What the exercise asks:
Every record must be transcribed in its entirety, apart from the images, which are to be omitted.

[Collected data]
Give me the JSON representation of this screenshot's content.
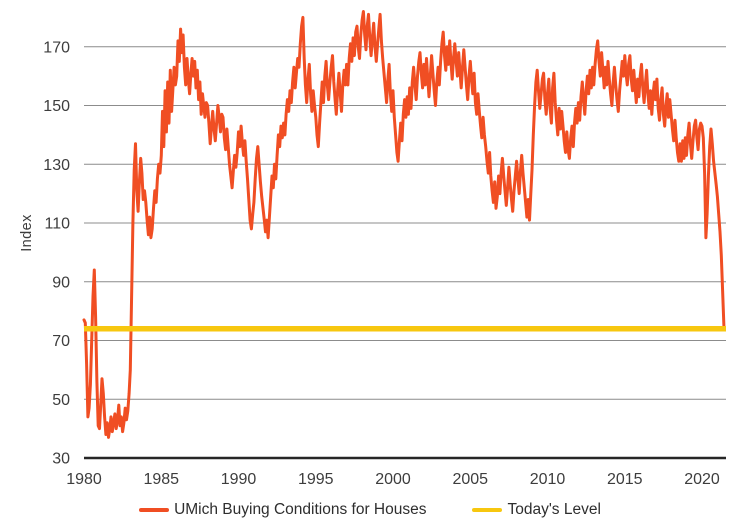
{
  "chart_data": {
    "type": "line",
    "title": "",
    "xlabel": "",
    "ylabel": "Index",
    "grid": "horizontal",
    "legend_position": "bottom",
    "colors": {
      "series_orange": "#F04E23",
      "today_yellow": "#F7C70F",
      "gridline": "#8c8c8c",
      "axis": "#262626",
      "text": "#3d3d3d"
    },
    "y_axis": {
      "min": 30,
      "max": 183,
      "ticks": [
        30,
        50,
        70,
        90,
        110,
        130,
        150,
        170
      ]
    },
    "x_axis": {
      "min": 1980,
      "max": 2021.5,
      "ticks": [
        1980,
        1985,
        1990,
        1995,
        2000,
        2005,
        2010,
        2015,
        2020
      ]
    },
    "series": [
      {
        "name": "UMich Buying Conditions for Houses",
        "color": "#F04E23",
        "kind": "monthly-line",
        "start_year": 1980,
        "start_month": 1,
        "values": [
          77,
          76,
          62,
          44,
          47,
          55,
          70,
          85,
          94,
          78,
          56,
          41,
          40,
          48,
          57,
          52,
          44,
          38,
          42,
          37,
          40,
          44,
          39,
          42,
          45,
          40,
          43,
          48,
          41,
          44,
          39,
          42,
          47,
          43,
          46,
          52,
          60,
          85,
          110,
          128,
          137,
          121,
          114,
          124,
          132,
          127,
          118,
          121,
          117,
          111,
          106,
          112,
          105,
          108,
          115,
          121,
          117,
          125,
          130,
          127,
          133,
          148,
          136,
          155,
          141,
          158,
          144,
          162,
          148,
          155,
          163,
          157,
          160,
          172,
          165,
          176,
          168,
          174,
          163,
          157,
          166,
          159,
          154,
          161,
          166,
          160,
          165,
          156,
          162,
          152,
          158,
          147,
          154,
          150,
          146,
          151,
          150,
          144,
          137,
          143,
          148,
          142,
          138,
          144,
          150,
          146,
          141,
          147,
          146,
          139,
          135,
          142,
          136,
          130,
          126,
          122,
          128,
          133,
          129,
          134,
          141,
          136,
          143,
          137,
          133,
          138,
          131,
          125,
          118,
          111,
          108,
          113,
          117,
          125,
          132,
          136,
          130,
          124,
          119,
          115,
          111,
          107,
          111,
          105,
          112,
          119,
          126,
          122,
          130,
          125,
          133,
          140,
          136,
          143,
          139,
          144,
          140,
          147,
          152,
          148,
          155,
          151,
          158,
          163,
          156,
          161,
          166,
          163,
          171,
          177,
          180,
          166,
          157,
          151,
          159,
          164,
          154,
          148,
          155,
          150,
          146,
          140,
          136,
          144,
          151,
          158,
          151,
          160,
          165,
          157,
          152,
          158,
          163,
          167,
          158,
          152,
          147,
          155,
          161,
          154,
          148,
          157,
          162,
          157,
          164,
          157,
          166,
          171,
          165,
          173,
          167,
          175,
          177,
          170,
          166,
          174,
          179,
          182,
          174,
          169,
          177,
          181,
          173,
          167,
          173,
          178,
          170,
          165,
          171,
          176,
          181,
          172,
          166,
          161,
          156,
          151,
          159,
          164,
          154,
          148,
          155,
          146,
          140,
          134,
          131,
          138,
          144,
          138,
          147,
          152,
          146,
          153,
          147,
          156,
          149,
          158,
          163,
          157,
          152,
          160,
          165,
          168,
          161,
          156,
          164,
          157,
          166,
          159,
          153,
          160,
          167,
          161,
          155,
          150,
          158,
          163,
          157,
          165,
          171,
          175,
          167,
          162,
          170,
          164,
          172,
          165,
          159,
          166,
          171,
          165,
          160,
          168,
          162,
          156,
          163,
          169,
          163,
          157,
          152,
          160,
          165,
          159,
          154,
          161,
          151,
          147,
          154,
          148,
          143,
          139,
          146,
          140,
          136,
          131,
          127,
          134,
          126,
          121,
          117,
          124,
          115,
          119,
          126,
          120,
          127,
          132,
          126,
          121,
          116,
          122,
          129,
          123,
          118,
          114,
          121,
          126,
          131,
          125,
          120,
          128,
          133,
          127,
          122,
          117,
          112,
          118,
          111,
          120,
          128,
          140,
          150,
          158,
          162,
          155,
          149,
          154,
          159,
          161,
          152,
          147,
          154,
          159,
          149,
          144,
          156,
          161,
          151,
          145,
          140,
          149,
          142,
          148,
          143,
          138,
          134,
          141,
          135,
          132,
          139,
          143,
          136,
          144,
          149,
          144,
          151,
          145,
          153,
          158,
          152,
          147,
          155,
          160,
          154,
          162,
          156,
          163,
          157,
          164,
          169,
          172,
          165,
          160,
          168,
          162,
          156,
          163,
          157,
          165,
          159,
          154,
          150,
          158,
          163,
          157,
          152,
          148,
          155,
          160,
          165,
          160,
          167,
          161,
          157,
          164,
          167,
          159,
          155,
          162,
          156,
          151,
          159,
          153,
          160,
          164,
          156,
          151,
          157,
          162,
          154,
          149,
          155,
          147,
          154,
          158,
          152,
          159,
          149,
          145,
          152,
          156,
          147,
          143,
          150,
          154,
          146,
          152,
          147,
          142,
          138,
          145,
          139,
          134,
          131,
          137,
          131,
          138,
          132,
          139,
          133,
          140,
          144,
          137,
          132,
          138,
          143,
          145,
          139,
          135,
          142,
          144,
          143,
          139,
          127,
          105,
          113,
          126,
          136,
          142,
          137,
          131,
          127,
          123,
          119,
          113,
          107,
          99,
          87,
          75
        ]
      },
      {
        "name": "Today's Level",
        "color": "#F7C70F",
        "kind": "hline",
        "value": 74
      }
    ]
  }
}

Response for this exercise:
Give me the JSON representation of this screenshot's content.
{
  "chart_data": {
    "type": "line",
    "title": "",
    "xlabel": "",
    "ylabel": "Index",
    "grid": "horizontal",
    "legend_position": "bottom",
    "colors": {
      "series_orange": "#F04E23",
      "today_yellow": "#F7C70F",
      "gridline": "#8c8c8c",
      "axis": "#262626",
      "text": "#3d3d3d"
    },
    "y_axis": {
      "min": 30,
      "max": 183,
      "ticks": [
        30,
        50,
        70,
        90,
        110,
        130,
        150,
        170
      ]
    },
    "x_axis": {
      "min": 1980,
      "max": 2021.5,
      "ticks": [
        1980,
        1985,
        1990,
        1995,
        2000,
        2005,
        2010,
        2015,
        2020
      ]
    },
    "series": [
      {
        "name": "UMich Buying Conditions for Houses",
        "color": "#F04E23",
        "kind": "monthly-line",
        "start_year": 1980,
        "start_month": 1,
        "values": [
          77,
          76,
          62,
          44,
          47,
          55,
          70,
          85,
          94,
          78,
          56,
          41,
          40,
          48,
          57,
          52,
          44,
          38,
          42,
          37,
          40,
          44,
          39,
          42,
          45,
          40,
          43,
          48,
          41,
          44,
          39,
          42,
          47,
          43,
          46,
          52,
          60,
          85,
          110,
          128,
          137,
          121,
          114,
          124,
          132,
          127,
          118,
          121,
          117,
          111,
          106,
          112,
          105,
          108,
          115,
          121,
          117,
          125,
          130,
          127,
          133,
          148,
          136,
          155,
          141,
          158,
          144,
          162,
          148,
          155,
          163,
          157,
          160,
          172,
          165,
          176,
          168,
          174,
          163,
          157,
          166,
          159,
          154,
          161,
          166,
          160,
          165,
          156,
          162,
          152,
          158,
          147,
          154,
          150,
          146,
          151,
          150,
          144,
          137,
          143,
          148,
          142,
          138,
          144,
          150,
          146,
          141,
          147,
          146,
          139,
          135,
          142,
          136,
          130,
          126,
          122,
          128,
          133,
          129,
          134,
          141,
          136,
          143,
          137,
          133,
          138,
          131,
          125,
          118,
          111,
          108,
          113,
          117,
          125,
          132,
          136,
          130,
          124,
          119,
          115,
          111,
          107,
          111,
          105,
          112,
          119,
          126,
          122,
          130,
          125,
          133,
          140,
          136,
          143,
          139,
          144,
          140,
          147,
          152,
          148,
          155,
          151,
          158,
          163,
          156,
          161,
          166,
          163,
          171,
          177,
          180,
          166,
          157,
          151,
          159,
          164,
          154,
          148,
          155,
          150,
          146,
          140,
          136,
          144,
          151,
          158,
          151,
          160,
          165,
          157,
          152,
          158,
          163,
          167,
          158,
          152,
          147,
          155,
          161,
          154,
          148,
          157,
          162,
          157,
          164,
          157,
          166,
          171,
          165,
          173,
          167,
          175,
          177,
          170,
          166,
          174,
          179,
          182,
          174,
          169,
          177,
          181,
          173,
          167,
          173,
          178,
          170,
          165,
          171,
          176,
          181,
          172,
          166,
          161,
          156,
          151,
          159,
          164,
          154,
          148,
          155,
          146,
          140,
          134,
          131,
          138,
          144,
          138,
          147,
          152,
          146,
          153,
          147,
          156,
          149,
          158,
          163,
          157,
          152,
          160,
          165,
          168,
          161,
          156,
          164,
          157,
          166,
          159,
          153,
          160,
          167,
          161,
          155,
          150,
          158,
          163,
          157,
          165,
          171,
          175,
          167,
          162,
          170,
          164,
          172,
          165,
          159,
          166,
          171,
          165,
          160,
          168,
          162,
          156,
          163,
          169,
          163,
          157,
          152,
          160,
          165,
          159,
          154,
          161,
          151,
          147,
          154,
          148,
          143,
          139,
          146,
          140,
          136,
          131,
          127,
          134,
          126,
          121,
          117,
          124,
          115,
          119,
          126,
          120,
          127,
          132,
          126,
          121,
          116,
          122,
          129,
          123,
          118,
          114,
          121,
          126,
          131,
          125,
          120,
          128,
          133,
          127,
          122,
          117,
          112,
          118,
          111,
          120,
          128,
          140,
          150,
          158,
          162,
          155,
          149,
          154,
          159,
          161,
          152,
          147,
          154,
          159,
          149,
          144,
          156,
          161,
          151,
          145,
          140,
          149,
          142,
          148,
          143,
          138,
          134,
          141,
          135,
          132,
          139,
          143,
          136,
          144,
          149,
          144,
          151,
          145,
          153,
          158,
          152,
          147,
          155,
          160,
          154,
          162,
          156,
          163,
          157,
          164,
          169,
          172,
          165,
          160,
          168,
          162,
          156,
          163,
          157,
          165,
          159,
          154,
          150,
          158,
          163,
          157,
          152,
          148,
          155,
          160,
          165,
          160,
          167,
          161,
          157,
          164,
          167,
          159,
          155,
          162,
          156,
          151,
          159,
          153,
          160,
          164,
          156,
          151,
          157,
          162,
          154,
          149,
          155,
          147,
          154,
          158,
          152,
          159,
          149,
          145,
          152,
          156,
          147,
          143,
          150,
          154,
          146,
          152,
          147,
          142,
          138,
          145,
          139,
          134,
          131,
          137,
          131,
          138,
          132,
          139,
          133,
          140,
          144,
          137,
          132,
          138,
          143,
          145,
          139,
          135,
          142,
          144,
          143,
          139,
          127,
          105,
          113,
          126,
          136,
          142,
          137,
          131,
          127,
          123,
          119,
          113,
          107,
          99,
          87,
          75
        ]
      },
      {
        "name": "Today's Level",
        "color": "#F7C70F",
        "kind": "hline",
        "value": 74
      }
    ]
  }
}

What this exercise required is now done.